### RECORDS TO USE
============================================================

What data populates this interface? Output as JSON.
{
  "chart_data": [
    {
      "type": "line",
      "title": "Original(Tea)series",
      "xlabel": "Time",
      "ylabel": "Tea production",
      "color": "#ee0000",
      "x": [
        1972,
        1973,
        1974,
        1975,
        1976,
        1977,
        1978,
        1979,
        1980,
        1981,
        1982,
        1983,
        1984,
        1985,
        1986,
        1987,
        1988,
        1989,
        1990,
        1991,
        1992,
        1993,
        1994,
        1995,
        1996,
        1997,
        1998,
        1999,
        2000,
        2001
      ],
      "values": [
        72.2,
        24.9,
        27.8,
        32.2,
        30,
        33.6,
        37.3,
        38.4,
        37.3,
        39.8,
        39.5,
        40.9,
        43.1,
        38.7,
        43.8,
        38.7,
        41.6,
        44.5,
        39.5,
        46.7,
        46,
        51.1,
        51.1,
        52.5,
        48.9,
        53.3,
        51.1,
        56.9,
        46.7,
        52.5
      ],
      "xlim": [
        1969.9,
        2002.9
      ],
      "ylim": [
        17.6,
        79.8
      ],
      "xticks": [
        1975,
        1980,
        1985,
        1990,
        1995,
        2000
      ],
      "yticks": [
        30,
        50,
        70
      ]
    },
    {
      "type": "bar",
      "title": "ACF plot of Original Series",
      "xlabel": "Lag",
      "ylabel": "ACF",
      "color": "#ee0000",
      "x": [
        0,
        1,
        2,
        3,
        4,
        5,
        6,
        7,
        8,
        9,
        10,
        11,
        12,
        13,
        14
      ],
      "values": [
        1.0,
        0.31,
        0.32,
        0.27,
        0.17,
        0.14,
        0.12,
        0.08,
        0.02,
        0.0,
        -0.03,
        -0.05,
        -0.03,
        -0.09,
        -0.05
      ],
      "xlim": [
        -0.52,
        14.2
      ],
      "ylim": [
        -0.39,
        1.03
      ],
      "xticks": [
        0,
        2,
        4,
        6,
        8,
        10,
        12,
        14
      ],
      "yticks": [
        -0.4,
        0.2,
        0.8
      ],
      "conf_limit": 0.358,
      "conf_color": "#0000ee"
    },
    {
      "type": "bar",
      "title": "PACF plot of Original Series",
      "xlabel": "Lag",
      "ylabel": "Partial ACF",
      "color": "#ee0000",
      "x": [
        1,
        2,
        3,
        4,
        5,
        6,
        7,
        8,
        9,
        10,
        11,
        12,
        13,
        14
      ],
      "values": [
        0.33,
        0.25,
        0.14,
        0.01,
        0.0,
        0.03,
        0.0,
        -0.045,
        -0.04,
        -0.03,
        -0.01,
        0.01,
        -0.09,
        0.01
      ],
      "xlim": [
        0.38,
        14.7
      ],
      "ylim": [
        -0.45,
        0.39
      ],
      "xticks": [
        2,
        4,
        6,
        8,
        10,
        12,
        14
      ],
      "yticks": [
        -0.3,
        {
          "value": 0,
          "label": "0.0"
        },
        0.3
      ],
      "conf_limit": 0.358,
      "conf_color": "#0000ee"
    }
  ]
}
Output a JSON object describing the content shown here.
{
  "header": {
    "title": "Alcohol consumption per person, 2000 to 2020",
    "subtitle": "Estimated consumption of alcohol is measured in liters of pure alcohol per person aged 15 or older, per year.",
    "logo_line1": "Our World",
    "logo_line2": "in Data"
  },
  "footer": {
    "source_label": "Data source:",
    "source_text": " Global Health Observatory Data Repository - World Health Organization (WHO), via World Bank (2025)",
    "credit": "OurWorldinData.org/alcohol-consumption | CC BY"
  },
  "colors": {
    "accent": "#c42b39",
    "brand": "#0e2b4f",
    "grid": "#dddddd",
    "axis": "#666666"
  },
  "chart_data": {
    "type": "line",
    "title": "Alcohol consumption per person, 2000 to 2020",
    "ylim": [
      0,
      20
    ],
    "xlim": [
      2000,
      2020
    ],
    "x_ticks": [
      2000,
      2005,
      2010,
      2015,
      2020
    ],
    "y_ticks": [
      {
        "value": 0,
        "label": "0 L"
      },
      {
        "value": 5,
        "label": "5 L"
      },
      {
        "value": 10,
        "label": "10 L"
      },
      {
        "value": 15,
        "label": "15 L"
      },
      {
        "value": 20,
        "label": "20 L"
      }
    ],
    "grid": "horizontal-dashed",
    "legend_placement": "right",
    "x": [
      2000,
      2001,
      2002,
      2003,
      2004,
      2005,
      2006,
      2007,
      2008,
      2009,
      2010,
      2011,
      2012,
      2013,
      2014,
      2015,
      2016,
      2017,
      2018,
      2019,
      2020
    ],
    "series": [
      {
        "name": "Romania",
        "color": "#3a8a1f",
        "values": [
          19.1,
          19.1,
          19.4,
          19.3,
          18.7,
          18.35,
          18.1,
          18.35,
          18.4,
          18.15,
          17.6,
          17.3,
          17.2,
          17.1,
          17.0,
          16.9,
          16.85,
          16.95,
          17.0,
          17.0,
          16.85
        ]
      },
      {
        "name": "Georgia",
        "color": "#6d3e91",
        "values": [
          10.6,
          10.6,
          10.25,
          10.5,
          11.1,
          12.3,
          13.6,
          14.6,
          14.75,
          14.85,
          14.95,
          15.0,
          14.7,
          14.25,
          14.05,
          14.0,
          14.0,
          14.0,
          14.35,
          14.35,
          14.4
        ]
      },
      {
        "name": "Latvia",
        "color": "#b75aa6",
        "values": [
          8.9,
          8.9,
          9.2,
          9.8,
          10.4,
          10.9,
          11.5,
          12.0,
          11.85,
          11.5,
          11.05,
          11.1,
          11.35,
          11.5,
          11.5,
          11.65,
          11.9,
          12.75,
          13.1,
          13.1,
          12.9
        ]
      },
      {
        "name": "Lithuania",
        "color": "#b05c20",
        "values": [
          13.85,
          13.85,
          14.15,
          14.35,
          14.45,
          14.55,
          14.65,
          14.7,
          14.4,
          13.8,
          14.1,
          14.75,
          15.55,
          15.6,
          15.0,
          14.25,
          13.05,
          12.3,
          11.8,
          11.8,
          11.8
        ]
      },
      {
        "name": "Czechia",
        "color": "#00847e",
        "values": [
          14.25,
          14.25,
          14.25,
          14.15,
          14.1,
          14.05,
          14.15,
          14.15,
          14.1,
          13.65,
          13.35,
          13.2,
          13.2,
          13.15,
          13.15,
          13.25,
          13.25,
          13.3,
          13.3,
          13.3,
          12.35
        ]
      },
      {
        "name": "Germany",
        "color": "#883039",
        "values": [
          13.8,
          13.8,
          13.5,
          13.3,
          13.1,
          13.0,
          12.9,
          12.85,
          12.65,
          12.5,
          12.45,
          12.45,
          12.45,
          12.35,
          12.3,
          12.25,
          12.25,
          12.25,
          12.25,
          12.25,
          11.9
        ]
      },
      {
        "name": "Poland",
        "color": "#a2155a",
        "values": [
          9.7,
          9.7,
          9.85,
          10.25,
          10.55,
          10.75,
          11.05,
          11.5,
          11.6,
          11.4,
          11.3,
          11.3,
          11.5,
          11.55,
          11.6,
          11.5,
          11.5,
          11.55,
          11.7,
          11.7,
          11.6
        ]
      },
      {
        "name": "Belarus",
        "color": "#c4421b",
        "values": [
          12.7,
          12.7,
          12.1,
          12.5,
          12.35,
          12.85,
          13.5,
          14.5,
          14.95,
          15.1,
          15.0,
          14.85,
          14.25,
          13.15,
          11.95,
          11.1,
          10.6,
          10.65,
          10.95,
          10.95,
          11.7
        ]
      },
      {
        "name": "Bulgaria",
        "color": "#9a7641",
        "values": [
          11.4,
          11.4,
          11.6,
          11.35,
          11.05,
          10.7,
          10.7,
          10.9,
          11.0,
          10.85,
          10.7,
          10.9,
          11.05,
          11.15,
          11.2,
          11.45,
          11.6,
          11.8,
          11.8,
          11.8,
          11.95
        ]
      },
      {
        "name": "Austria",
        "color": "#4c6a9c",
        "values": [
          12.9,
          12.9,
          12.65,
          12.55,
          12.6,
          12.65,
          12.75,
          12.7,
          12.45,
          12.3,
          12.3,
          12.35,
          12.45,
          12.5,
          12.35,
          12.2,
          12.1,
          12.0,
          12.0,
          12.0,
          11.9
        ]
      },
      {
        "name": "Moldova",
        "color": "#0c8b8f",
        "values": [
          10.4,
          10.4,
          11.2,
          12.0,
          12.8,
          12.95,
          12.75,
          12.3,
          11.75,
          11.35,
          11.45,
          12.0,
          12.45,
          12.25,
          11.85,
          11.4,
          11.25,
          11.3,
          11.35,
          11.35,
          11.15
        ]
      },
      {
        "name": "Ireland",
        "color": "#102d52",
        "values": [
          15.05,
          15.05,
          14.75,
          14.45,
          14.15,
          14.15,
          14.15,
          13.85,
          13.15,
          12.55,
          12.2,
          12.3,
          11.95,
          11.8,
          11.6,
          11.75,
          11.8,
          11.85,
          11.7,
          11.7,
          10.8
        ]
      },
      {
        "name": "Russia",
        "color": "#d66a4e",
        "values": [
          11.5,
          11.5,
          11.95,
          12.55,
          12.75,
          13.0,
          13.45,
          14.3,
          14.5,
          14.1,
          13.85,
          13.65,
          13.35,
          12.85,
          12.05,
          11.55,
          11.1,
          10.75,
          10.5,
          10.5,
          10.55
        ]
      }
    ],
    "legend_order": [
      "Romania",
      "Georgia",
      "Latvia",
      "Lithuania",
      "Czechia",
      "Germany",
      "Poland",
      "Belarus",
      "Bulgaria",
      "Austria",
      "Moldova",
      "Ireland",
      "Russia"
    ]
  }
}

============================================================

### TASK DESCRIPTION
Filter the records above for "Output" and copy every matching line.

### FINISHED TASK
What data populates this interface? Output as JSON.
Output a JSON object describing the content shown here.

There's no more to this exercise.